Scan the data below for the string "JSON". Copy every line where it appears.

§ **SUPPLIED DATA**
-=-=-
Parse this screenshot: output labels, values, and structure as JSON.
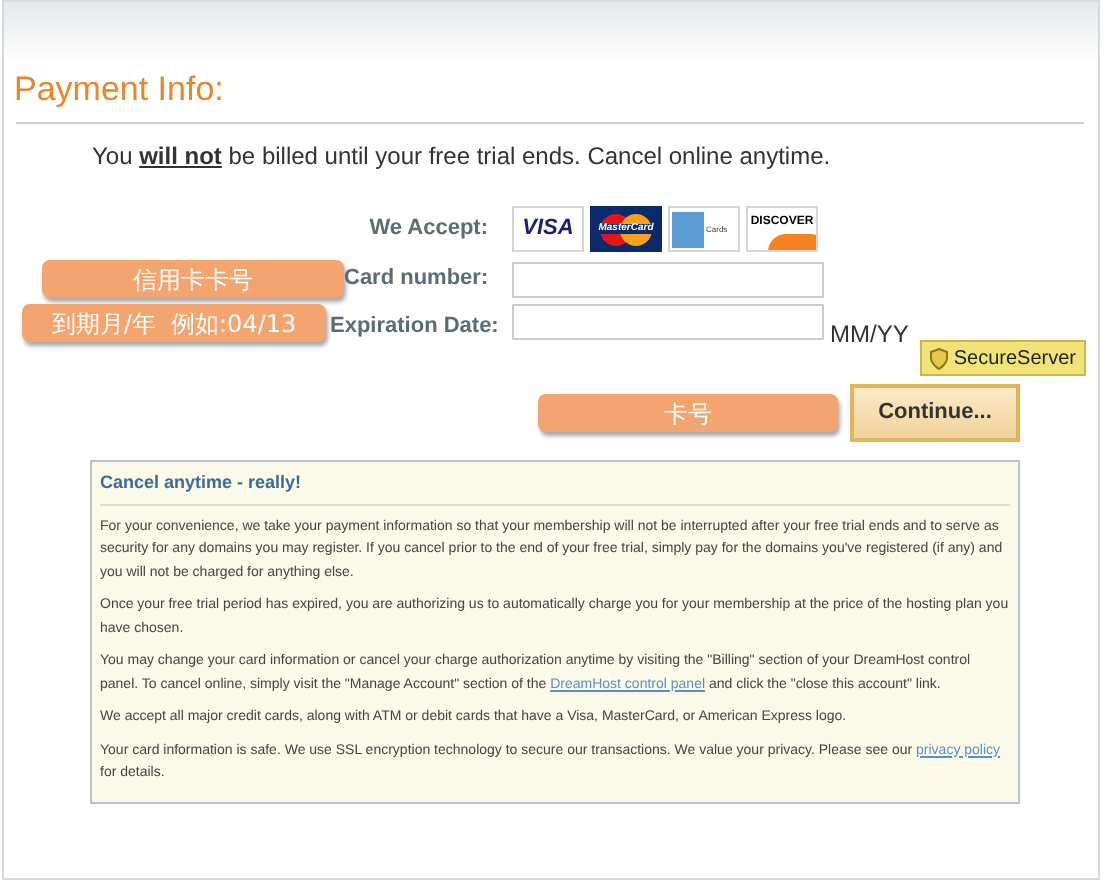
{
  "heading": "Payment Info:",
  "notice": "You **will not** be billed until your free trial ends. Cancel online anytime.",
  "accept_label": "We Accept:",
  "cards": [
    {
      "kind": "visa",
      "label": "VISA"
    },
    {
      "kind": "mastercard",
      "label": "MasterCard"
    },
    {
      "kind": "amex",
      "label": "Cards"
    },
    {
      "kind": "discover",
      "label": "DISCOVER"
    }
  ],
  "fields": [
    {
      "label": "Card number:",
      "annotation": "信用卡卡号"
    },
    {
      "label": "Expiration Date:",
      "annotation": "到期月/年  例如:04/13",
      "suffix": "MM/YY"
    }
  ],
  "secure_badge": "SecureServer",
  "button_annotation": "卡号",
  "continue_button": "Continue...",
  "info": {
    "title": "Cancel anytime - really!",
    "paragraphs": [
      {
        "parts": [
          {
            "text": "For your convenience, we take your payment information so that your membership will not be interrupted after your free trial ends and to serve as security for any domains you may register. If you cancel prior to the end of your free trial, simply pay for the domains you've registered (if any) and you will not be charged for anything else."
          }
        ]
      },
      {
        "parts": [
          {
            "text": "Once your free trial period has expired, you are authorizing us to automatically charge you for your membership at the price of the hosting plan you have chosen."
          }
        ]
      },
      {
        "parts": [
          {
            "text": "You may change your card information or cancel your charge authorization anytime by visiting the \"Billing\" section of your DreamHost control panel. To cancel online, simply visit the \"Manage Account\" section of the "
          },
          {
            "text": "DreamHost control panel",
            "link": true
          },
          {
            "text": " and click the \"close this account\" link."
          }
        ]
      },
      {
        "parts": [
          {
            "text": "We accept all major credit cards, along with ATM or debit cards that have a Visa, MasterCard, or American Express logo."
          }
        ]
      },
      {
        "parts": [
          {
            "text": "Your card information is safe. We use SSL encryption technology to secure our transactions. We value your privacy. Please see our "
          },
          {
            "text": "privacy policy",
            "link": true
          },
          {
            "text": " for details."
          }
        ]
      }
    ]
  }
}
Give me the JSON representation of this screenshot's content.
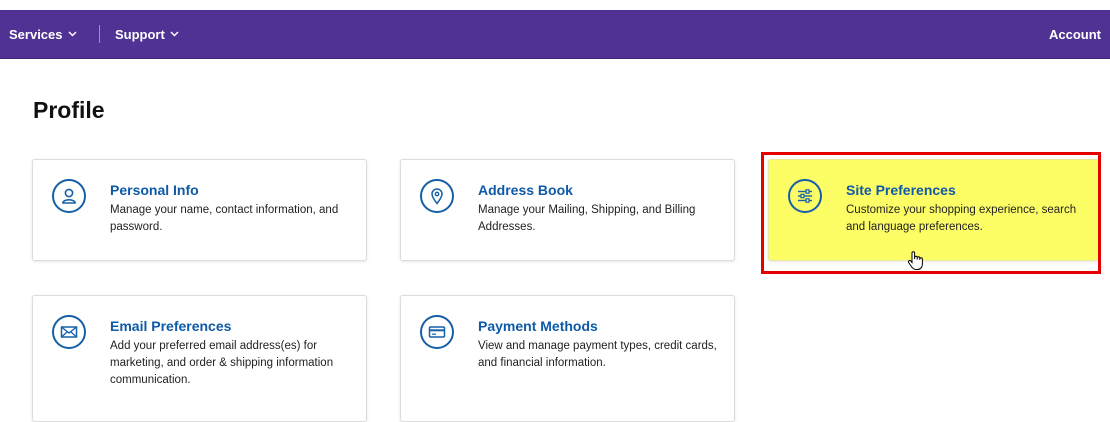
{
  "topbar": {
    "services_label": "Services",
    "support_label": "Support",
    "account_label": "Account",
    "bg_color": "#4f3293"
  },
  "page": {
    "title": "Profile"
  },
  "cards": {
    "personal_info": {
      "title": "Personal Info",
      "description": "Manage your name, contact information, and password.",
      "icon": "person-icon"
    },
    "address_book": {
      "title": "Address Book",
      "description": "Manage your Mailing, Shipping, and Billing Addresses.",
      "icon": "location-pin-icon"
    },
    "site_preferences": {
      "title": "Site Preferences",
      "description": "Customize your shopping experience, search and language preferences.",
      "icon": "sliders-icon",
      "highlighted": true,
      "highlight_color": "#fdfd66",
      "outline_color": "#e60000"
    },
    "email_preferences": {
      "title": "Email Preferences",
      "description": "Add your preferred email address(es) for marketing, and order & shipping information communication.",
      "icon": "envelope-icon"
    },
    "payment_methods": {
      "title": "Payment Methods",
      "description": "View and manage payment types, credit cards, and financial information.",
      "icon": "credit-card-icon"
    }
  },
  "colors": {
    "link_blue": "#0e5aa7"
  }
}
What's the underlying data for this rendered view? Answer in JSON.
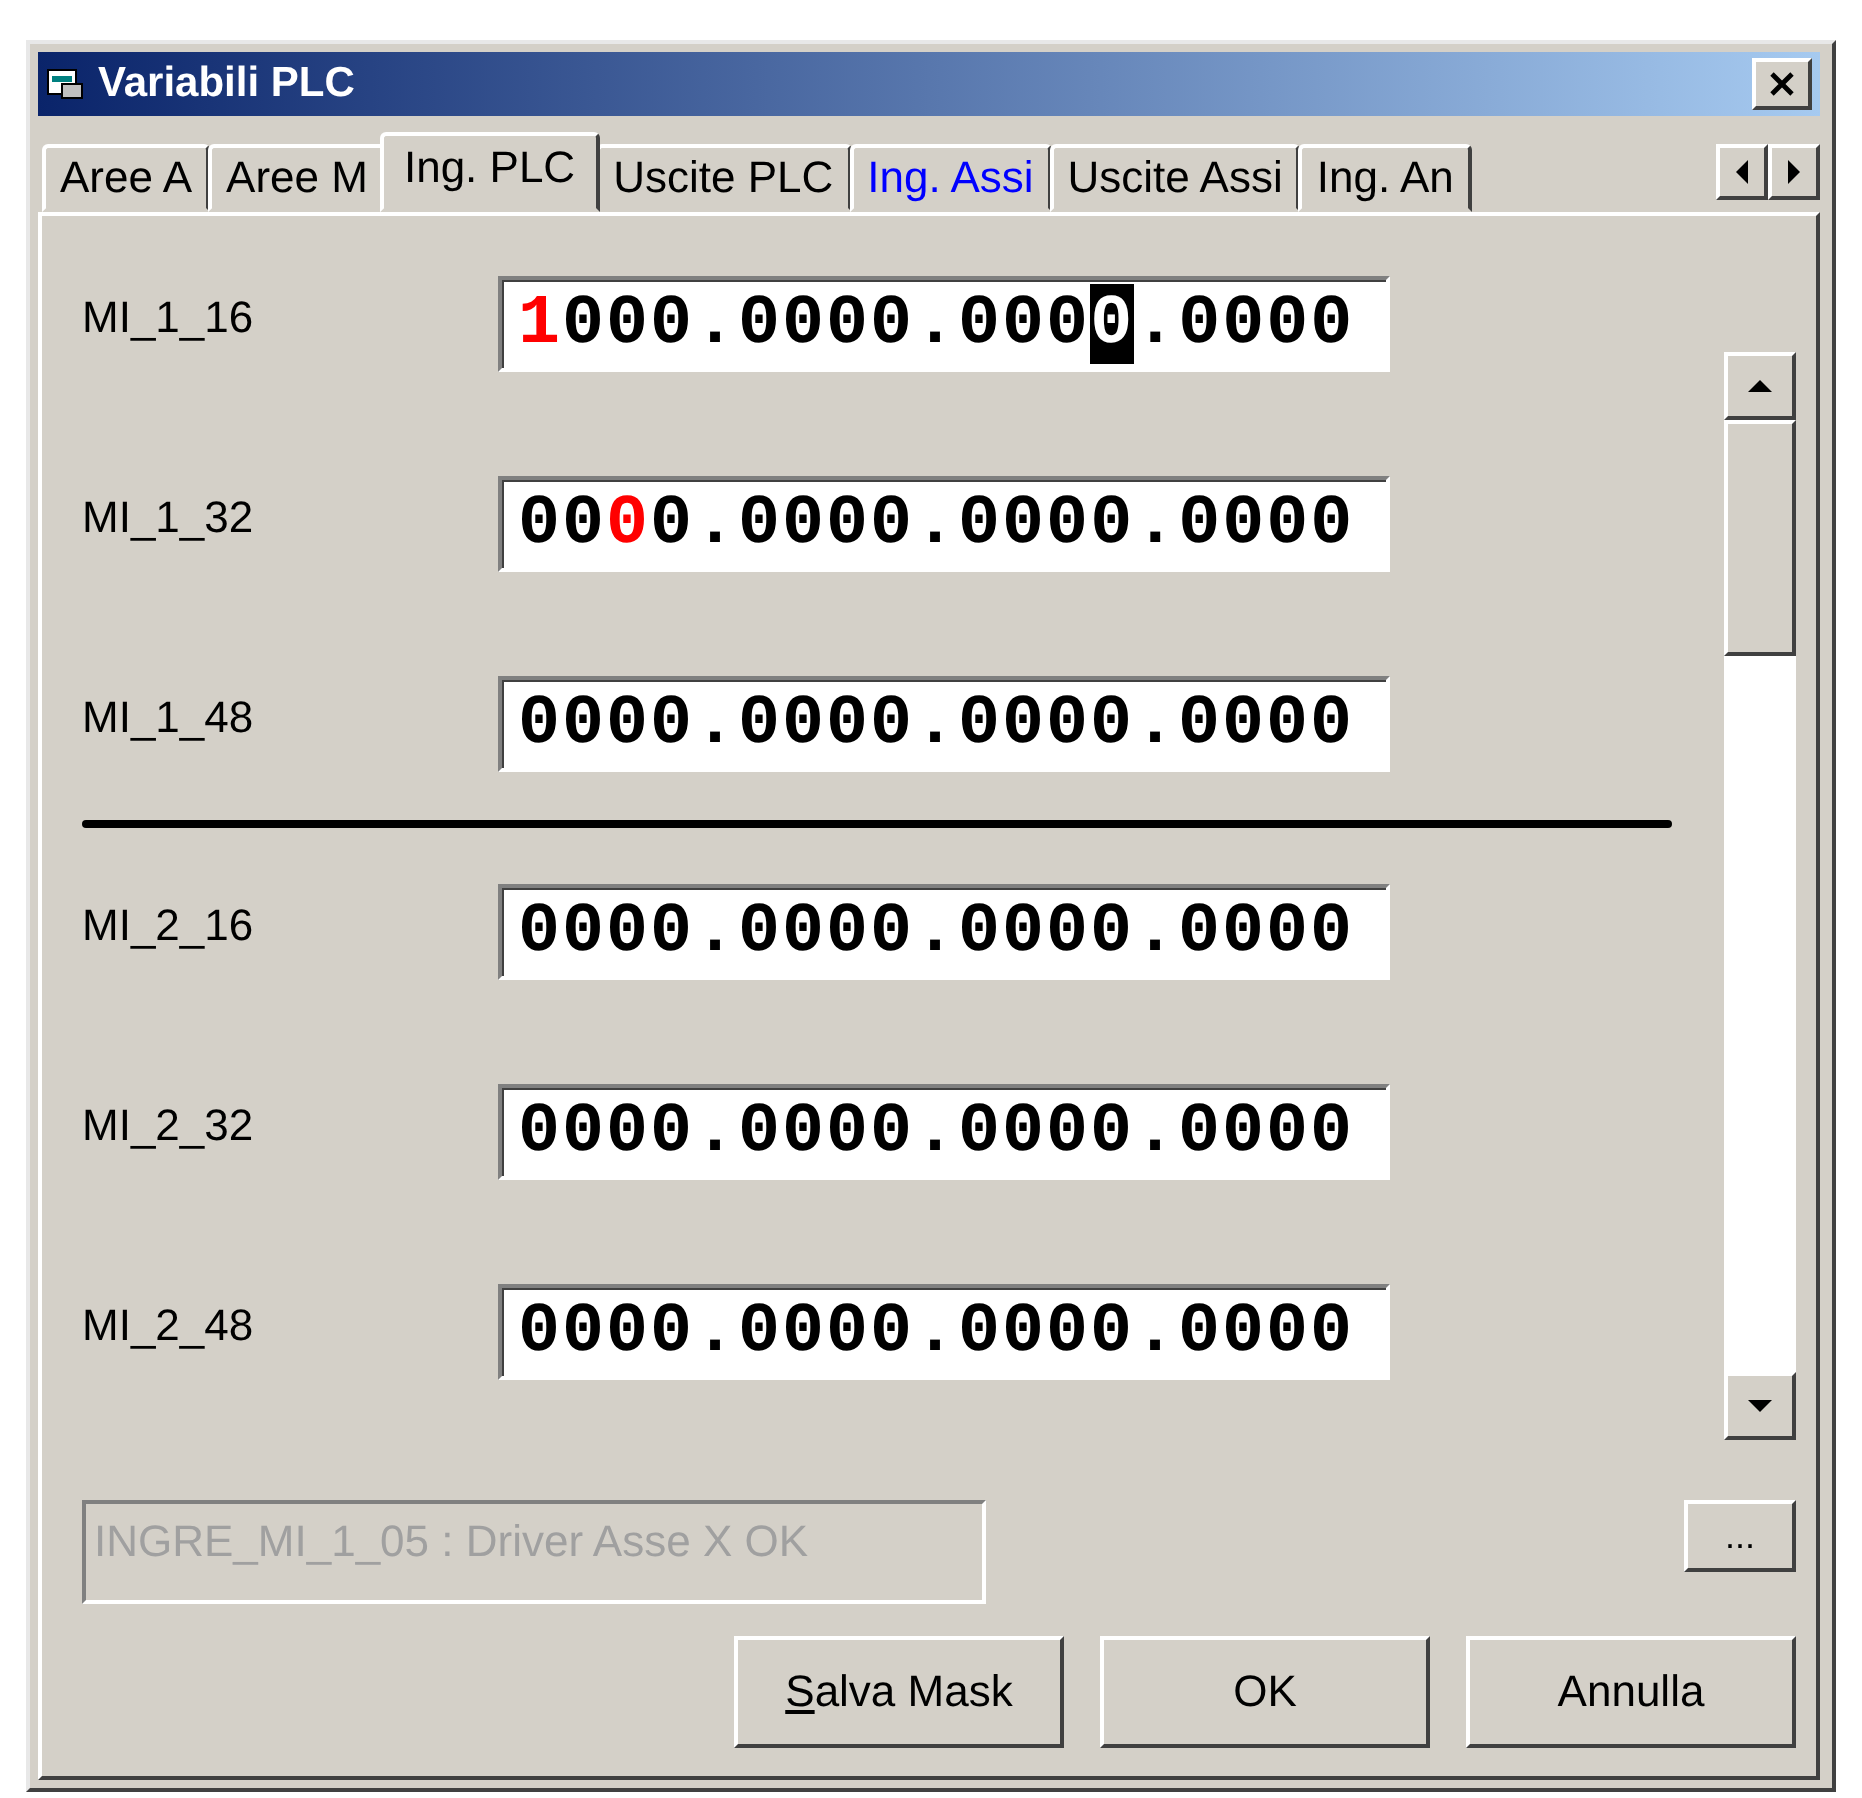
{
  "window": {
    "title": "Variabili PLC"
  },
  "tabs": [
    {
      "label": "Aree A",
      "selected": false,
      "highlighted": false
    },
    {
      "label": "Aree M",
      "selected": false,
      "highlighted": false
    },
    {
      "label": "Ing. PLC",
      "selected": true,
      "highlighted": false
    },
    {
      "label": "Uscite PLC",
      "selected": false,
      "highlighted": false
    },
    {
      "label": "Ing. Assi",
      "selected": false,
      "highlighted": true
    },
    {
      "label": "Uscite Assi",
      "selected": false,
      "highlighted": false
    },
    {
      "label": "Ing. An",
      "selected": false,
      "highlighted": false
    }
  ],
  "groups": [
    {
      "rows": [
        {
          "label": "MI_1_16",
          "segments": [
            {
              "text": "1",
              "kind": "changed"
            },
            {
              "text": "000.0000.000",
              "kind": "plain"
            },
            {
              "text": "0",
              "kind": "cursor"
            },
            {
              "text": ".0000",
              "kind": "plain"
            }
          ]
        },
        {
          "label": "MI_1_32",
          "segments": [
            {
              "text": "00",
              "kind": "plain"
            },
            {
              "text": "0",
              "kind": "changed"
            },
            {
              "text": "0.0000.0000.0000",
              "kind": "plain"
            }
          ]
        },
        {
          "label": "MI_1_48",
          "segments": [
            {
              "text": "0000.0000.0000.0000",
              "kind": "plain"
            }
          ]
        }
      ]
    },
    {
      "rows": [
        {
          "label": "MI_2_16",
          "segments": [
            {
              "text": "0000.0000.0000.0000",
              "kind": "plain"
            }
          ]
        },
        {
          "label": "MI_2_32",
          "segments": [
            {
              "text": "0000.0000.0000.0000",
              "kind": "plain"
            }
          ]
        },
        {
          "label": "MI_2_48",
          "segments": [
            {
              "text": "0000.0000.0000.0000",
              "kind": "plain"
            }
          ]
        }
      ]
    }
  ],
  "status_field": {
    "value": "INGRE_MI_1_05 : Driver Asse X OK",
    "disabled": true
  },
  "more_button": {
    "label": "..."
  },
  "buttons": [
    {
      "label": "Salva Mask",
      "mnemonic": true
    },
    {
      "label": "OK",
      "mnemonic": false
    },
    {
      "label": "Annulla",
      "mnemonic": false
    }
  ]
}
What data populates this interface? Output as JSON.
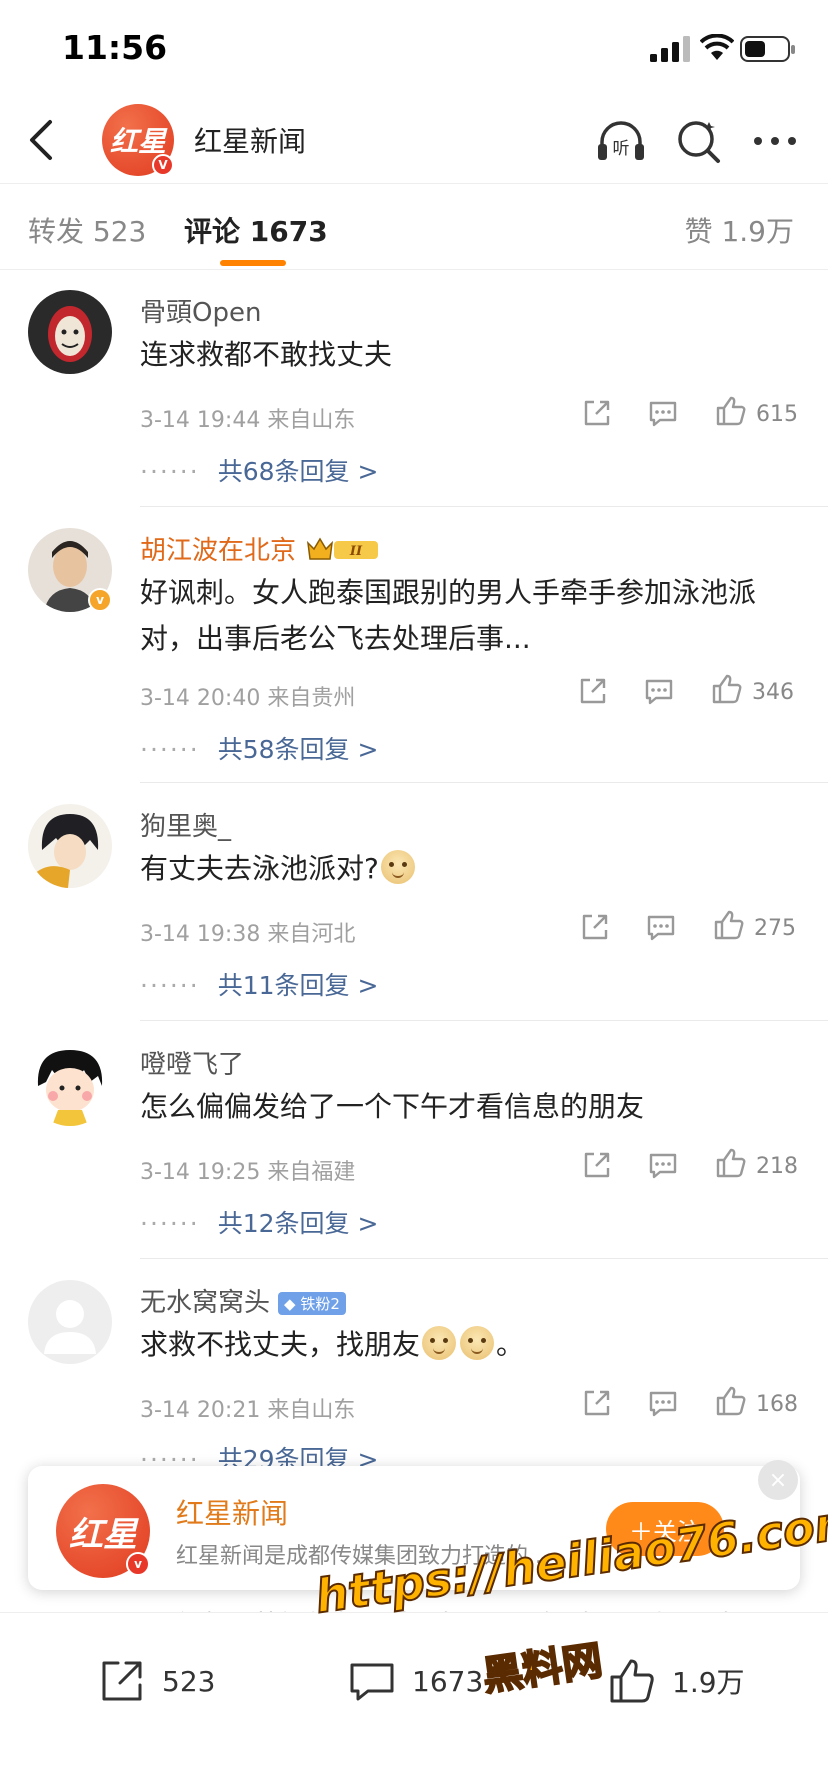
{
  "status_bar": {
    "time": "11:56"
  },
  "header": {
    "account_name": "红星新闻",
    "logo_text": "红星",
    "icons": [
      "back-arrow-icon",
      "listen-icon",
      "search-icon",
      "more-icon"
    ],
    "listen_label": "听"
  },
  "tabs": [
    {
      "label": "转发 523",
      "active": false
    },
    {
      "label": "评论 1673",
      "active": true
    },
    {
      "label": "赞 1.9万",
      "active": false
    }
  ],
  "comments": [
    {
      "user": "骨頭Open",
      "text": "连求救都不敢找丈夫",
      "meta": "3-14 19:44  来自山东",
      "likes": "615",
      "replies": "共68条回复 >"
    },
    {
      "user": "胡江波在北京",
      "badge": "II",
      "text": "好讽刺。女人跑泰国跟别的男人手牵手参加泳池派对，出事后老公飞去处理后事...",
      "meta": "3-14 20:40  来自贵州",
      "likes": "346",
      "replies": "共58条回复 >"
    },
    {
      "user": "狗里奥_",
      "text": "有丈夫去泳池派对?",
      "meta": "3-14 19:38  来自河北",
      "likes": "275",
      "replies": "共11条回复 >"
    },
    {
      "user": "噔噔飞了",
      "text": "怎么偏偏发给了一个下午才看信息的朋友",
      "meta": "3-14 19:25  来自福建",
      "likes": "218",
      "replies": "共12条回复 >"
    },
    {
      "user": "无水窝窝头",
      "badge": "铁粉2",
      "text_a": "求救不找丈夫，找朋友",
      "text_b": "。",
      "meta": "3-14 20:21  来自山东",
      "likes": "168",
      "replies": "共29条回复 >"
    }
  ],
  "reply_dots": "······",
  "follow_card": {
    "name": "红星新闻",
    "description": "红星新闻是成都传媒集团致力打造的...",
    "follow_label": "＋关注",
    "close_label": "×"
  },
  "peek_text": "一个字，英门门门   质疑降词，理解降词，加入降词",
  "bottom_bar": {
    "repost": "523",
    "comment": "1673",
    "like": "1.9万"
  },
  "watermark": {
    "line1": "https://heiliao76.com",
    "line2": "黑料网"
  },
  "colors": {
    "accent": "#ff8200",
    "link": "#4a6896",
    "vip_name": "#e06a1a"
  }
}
-=-=-
§ **TASK SOLUTION**
Parse this screenshot: output labels, values, and structure as JSON.
Give me the JSON representation of this screenshot's content.
What's the underlying data for this rendered view? Answer in JSON.
What data populates this interface? Output as JSON.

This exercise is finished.